* [Raw records]
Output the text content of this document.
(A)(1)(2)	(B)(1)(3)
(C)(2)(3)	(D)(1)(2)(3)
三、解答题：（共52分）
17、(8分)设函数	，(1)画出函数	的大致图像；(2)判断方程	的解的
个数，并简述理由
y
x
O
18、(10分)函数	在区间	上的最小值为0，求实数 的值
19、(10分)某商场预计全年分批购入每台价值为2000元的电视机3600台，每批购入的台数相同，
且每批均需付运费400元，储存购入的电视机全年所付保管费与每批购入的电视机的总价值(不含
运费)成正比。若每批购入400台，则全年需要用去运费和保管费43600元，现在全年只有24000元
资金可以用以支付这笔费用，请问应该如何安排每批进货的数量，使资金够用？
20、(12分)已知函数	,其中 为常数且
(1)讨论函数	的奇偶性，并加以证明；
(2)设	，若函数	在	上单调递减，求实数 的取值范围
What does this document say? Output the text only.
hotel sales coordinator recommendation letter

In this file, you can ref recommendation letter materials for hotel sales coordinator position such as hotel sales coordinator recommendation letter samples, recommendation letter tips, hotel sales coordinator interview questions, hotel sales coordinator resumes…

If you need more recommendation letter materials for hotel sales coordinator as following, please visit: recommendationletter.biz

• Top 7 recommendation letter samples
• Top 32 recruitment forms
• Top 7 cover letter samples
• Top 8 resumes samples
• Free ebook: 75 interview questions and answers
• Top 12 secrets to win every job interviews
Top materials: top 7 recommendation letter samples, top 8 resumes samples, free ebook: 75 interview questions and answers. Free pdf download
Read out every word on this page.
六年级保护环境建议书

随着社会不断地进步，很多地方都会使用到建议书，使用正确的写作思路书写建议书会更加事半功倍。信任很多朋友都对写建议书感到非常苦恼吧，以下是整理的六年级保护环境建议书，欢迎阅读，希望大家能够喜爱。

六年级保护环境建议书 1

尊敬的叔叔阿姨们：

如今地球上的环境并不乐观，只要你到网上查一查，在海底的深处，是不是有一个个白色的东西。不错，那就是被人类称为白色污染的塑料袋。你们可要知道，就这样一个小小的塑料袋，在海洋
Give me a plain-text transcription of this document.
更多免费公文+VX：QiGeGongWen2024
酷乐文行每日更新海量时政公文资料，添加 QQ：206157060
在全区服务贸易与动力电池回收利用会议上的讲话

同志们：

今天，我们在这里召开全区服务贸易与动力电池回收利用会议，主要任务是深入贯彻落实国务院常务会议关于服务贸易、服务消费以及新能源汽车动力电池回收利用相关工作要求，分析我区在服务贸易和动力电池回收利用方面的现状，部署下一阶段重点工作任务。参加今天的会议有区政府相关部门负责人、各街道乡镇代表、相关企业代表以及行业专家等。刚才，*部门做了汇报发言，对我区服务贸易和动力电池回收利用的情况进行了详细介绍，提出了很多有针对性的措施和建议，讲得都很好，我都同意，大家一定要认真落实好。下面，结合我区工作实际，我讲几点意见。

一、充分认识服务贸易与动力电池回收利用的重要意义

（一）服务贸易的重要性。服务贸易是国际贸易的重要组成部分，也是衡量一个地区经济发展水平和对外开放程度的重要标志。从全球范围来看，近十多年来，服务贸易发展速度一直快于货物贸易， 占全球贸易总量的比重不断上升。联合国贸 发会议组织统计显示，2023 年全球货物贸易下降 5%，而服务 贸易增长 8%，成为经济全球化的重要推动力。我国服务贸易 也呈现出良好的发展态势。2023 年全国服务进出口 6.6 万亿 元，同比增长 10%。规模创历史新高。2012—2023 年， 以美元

* [Short task] Return every line from the one holding "Read out every word on this page." through the end of the data, exactly as it appears, with both ends kept and nothing else.

* [Correct response]
Read out every word on this page.
六年级保护环境建议书

随着社会不断地进步，很多地方都会使用到建议书，使用正确的写作思路书写建议书会更加事半功倍。信任很多朋友都对写建议书感到非常苦恼吧，以下是整理的六年级保护环境建议书，欢迎阅读，希望大家能够喜爱。

六年级保护环境建议书 1

尊敬的叔叔阿姨们：

如今地球上的环境并不乐观，只要你到网上查一查，在海底的深处，是不是有一个个白色的东西。不错，那就是被人类称为白色污染的塑料袋。你们可要知道，就这样一个小小的塑料袋，在海洋
Give me a plain-text transcription of this document.
更多免费公文+VX：QiGeGongWen2024
酷乐文行每日更新海量时政公文资料，添加 QQ：206157060
在全区服务贸易与动力电池回收利用会议上的讲话

同志们：

今天，我们在这里召开全区服务贸易与动力电池回收利用会议，主要任务是深入贯彻落实国务院常务会议关于服务贸易、服务消费以及新能源汽车动力电池回收利用相关工作要求，分析我区在服务贸易和动力电池回收利用方面的现状，部署下一阶段重点工作任务。参加今天的会议有区政府相关部门负责人、各街道乡镇代表、相关企业代表以及行业专家等。刚才，*部门做了汇报发言，对我区服务贸易和动力电池回收利用的情况进行了详细介绍，提出了很多有针对性的措施和建议，讲得都很好，我都同意，大家一定要认真落实好。下面，结合我区工作实际，我讲几点意见。

一、充分认识服务贸易与动力电池回收利用的重要意义

（一）服务贸易的重要性。服务贸易是国际贸易的重要组成部分，也是衡量一个地区经济发展水平和对外开放程度的重要标志。从全球范围来看，近十多年来，服务贸易发展速度一直快于货物贸易， 占全球贸易总量的比重不断上升。联合国贸 发会议组织统计显示，2023 年全球货物贸易下降 5%，而服务 贸易增长 8%，成为经济全球化的重要推动力。我国服务贸易 也呈现出良好的发展态势。2023 年全国服务进出口 6.6 万亿 元，同比增长 10%。规模创历史新高。2012—2023 年， 以美元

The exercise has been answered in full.